== PAGE ==
****

Museum of Prehistoric Thera map location

General Information

Address:
Museum of Prehistoric Thera
Fira Santorini 847 00 Greece
Tel: +30 22860 23217
Open: 8.30 - 15.00 (Mon closed)
Price: 3 €

Free on Sundays from November to March and the first Sunday of every month except July.

Small but concise, the well-structured Prehistoric Museum offers a unique time travel in the faraway past of Santorini and Greece and helps the visitor discover, step after step, the continuity and the progress of the Theran civilization through the centuries.

Dwelled from at least mid-5th millennium BC, it was in the 3rd millennium BC that Akrotiri grew from a fishing village to a notable coastal element. Just a few metres from the entrance of the Museum, the early Cycladic marble figurines and the Northeast Aegean-originated vases stand eternal witnesses and reminders of the active role that Thera played not only in the early Cycladic civilization but in the Aegean area in general.

After that, the next rooms do not come as a surprise, but they do amaze us as we realize the high level of development the 17th century BC Akrotiri achieved when it became an urban center and a commercial harbour. Therans invented their own ways of measuring and recording the quality, the ownership and the provenance of commodities. Vases in standardized shapes and decorations, wide range of lead balance weights, seals from the vases with the goods that arrived from Crete, Linear A tablets - they all make us imagine what it must have been like to be a tradesman back then. But it does not end here, as we also admire the carved wooden table, the bronze incense-burner, the round furnace, all of them proving that Therans were not only specialized craftsmen but also valued comfort and beauty.

Their appreciation of beauty becomes more evident on the domain of art. The wall paintings, the jugs and the vases, the jewellery cover almost half the surface of the museum. From the moment we set our eyes on the frescoes of the Ladies and the Monkeys, we are overwhelmed by their rich colors, their lines, their vitality, their sense of movement. And, we are more than impressed by the shape of the clay jugs that remind us of birds ready to fly away. Theran's avant-garde creations possess a timeless quality even though they were made thousands of years ago.

Last but not least, the gold ibex figurine is an impressive small statue; its magic is enhanced by the fact that they have not found out yet what its function was.

Leaving the Museum, we can not but look at Santorini from a different, more humane point of view. At the same time, we feel that our preconceptions about Prehistory have been challenged and that prehistoric is not necessarily a synonym of primitive.

****

== ROWS ==
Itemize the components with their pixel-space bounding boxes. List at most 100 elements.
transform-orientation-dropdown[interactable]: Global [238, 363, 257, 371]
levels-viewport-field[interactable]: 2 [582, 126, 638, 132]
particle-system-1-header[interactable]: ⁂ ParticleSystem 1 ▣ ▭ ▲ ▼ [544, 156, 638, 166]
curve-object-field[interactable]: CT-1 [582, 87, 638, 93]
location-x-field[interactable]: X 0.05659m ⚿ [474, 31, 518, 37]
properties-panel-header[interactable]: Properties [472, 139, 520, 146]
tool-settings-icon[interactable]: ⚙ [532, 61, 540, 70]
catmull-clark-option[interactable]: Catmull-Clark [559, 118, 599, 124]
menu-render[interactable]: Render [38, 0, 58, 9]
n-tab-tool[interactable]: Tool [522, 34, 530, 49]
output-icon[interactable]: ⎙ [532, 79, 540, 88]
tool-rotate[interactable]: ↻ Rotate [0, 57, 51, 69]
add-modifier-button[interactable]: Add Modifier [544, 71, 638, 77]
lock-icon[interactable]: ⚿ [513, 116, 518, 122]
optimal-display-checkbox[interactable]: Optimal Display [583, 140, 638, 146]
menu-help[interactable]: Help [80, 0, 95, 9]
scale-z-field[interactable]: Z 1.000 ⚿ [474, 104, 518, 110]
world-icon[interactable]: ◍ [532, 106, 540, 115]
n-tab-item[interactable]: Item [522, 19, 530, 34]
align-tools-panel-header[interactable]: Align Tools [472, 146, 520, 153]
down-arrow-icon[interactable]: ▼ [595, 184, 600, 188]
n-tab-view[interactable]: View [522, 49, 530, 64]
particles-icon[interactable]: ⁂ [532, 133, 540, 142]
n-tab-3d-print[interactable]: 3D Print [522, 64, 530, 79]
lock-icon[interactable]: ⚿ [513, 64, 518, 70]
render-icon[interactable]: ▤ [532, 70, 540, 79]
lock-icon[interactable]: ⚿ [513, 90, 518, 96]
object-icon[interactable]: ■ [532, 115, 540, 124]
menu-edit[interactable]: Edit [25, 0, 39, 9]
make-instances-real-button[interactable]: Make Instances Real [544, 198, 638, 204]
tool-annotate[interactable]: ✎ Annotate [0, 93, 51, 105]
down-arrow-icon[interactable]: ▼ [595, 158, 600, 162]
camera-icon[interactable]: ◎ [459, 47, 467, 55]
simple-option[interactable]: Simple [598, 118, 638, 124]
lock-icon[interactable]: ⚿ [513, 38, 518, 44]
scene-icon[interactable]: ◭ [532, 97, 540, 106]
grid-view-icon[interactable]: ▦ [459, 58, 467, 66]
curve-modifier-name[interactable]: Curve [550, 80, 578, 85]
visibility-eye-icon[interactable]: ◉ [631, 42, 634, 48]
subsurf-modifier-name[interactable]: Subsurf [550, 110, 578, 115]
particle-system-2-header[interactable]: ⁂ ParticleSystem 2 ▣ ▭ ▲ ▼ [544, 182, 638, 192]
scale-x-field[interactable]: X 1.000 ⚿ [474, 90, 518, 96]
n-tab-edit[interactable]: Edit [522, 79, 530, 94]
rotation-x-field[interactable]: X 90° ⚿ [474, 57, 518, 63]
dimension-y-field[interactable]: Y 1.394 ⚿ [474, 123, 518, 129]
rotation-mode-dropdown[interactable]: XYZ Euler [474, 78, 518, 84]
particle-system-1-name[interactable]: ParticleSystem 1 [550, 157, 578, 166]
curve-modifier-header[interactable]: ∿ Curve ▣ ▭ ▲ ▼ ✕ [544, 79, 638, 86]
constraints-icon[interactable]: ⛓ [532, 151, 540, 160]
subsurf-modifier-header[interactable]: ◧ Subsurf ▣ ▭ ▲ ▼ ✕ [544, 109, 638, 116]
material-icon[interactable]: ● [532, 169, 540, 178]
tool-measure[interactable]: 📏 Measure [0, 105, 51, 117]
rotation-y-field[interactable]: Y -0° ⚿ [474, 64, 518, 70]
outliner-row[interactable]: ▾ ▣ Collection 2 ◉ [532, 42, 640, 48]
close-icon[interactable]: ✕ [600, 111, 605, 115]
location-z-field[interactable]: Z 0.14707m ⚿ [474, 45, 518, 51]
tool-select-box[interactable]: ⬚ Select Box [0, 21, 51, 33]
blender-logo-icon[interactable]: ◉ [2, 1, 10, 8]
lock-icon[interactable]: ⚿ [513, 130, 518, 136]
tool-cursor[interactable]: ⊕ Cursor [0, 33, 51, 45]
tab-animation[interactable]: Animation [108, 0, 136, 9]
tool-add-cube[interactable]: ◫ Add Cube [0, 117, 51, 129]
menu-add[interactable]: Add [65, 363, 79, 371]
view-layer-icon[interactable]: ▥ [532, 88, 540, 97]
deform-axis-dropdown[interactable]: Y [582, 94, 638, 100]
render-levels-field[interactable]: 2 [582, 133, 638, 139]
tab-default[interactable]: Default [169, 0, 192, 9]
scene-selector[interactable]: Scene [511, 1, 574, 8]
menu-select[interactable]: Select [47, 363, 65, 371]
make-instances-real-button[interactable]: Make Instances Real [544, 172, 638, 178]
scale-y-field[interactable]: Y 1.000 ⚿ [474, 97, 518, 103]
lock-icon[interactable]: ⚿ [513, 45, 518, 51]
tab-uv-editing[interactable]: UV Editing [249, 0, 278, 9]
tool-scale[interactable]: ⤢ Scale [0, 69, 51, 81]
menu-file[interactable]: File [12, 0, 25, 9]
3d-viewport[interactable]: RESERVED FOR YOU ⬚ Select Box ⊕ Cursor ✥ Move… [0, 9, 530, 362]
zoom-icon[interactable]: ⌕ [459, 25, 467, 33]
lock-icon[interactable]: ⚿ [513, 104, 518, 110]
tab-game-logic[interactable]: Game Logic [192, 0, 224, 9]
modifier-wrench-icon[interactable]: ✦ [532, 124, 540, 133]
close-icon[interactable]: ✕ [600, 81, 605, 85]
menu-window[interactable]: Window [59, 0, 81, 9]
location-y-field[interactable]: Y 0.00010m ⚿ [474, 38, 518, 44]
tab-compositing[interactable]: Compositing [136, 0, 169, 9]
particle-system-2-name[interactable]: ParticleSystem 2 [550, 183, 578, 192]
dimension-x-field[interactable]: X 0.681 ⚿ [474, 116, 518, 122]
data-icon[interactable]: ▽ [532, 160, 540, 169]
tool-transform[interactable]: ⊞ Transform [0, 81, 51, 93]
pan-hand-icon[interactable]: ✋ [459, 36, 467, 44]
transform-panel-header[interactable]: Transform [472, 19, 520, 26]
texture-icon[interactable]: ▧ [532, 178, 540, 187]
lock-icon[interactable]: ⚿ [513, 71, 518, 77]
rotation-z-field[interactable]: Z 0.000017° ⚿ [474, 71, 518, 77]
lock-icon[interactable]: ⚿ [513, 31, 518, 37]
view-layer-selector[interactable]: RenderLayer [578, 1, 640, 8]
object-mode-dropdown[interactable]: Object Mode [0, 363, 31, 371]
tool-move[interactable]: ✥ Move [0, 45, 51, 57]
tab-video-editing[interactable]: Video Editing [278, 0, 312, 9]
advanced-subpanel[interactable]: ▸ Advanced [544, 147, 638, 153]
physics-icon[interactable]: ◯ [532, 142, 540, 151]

****

Reproduce the entire Museum of Prehistoric Thera page above, word for word, without any changes.

== TASK RESPONSE ==
Museum of Prehistoric Thera map location

General Information

Address:
Museum of Prehistoric Thera
Fira Santorini 847 00 Greece
Tel: +30 22860 23217
Open: 8.30 - 15.00 (Mon closed)
Price: 3 €

Free on Sundays from November to March and the first Sunday of every month except July.

Small but concise, the well-structured Prehistoric Museum offers a unique time travel in the faraway past of Santorini and Greece and helps the visitor discover, step after step, the continuity and the progress of the Theran civilization through the centuries.

Dwelled from at least mid-5th millennium BC, it was in the 3rd millennium BC that Akrotiri grew from a fishing village to a notable coastal element. Just a few metres from the entrance of the Museum, the early Cycladic marble figurines and the Northeast Aegean-originated vases stand eternal witnesses and reminders of the active role that Thera played not only in the early Cycladic civilization but in the Aegean area in general.

After that, the next rooms do not come as a surprise, but they do amaze us as we realize the high level of development the 17th century BC Akrotiri achieved when it became an urban center and a commercial harbour. Therans invented their own ways of measuring and recording the quality, the ownership and the provenance of commodities. Vases in standardized shapes and decorations, wide range of lead balance weights, seals from the vases with the goods that arrived from Crete, Linear A tablets - they all make us imagine what it must have been like to be a tradesman back then. But it does not end here, as we also admire the carved wooden table, the bronze incense-burner, the round furnace, all of them proving that Therans were not only specialized craftsmen but also valued comfort and beauty.

Their appreciation of beauty becomes more evident on the domain of art. The wall paintings, the jugs and the vases, the jewellery cover almost half the surface of the museum. From the moment we set our eyes on the frescoes of the Ladies and the Monkeys, we are overwhelmed by their rich colors, their lines, their vitality, their sense of movement. And, we are more than impressed by the shape of the clay jugs that remind us of birds ready to fly away. Theran's avant-garde creations possess a timeless quality even though they were made thousands of years ago.

Last but not least, the gold ibex figurine is an impressive small statue; its magic is enhanced by the fact that they have not found out yet what its function was.

Leaving the Museum, we can not but look at Santorini from a different, more humane point of view. At the same time, we feel that our preconceptions about Prehistory have been challenged and that prehistoric is not necessarily a synonym of primitive.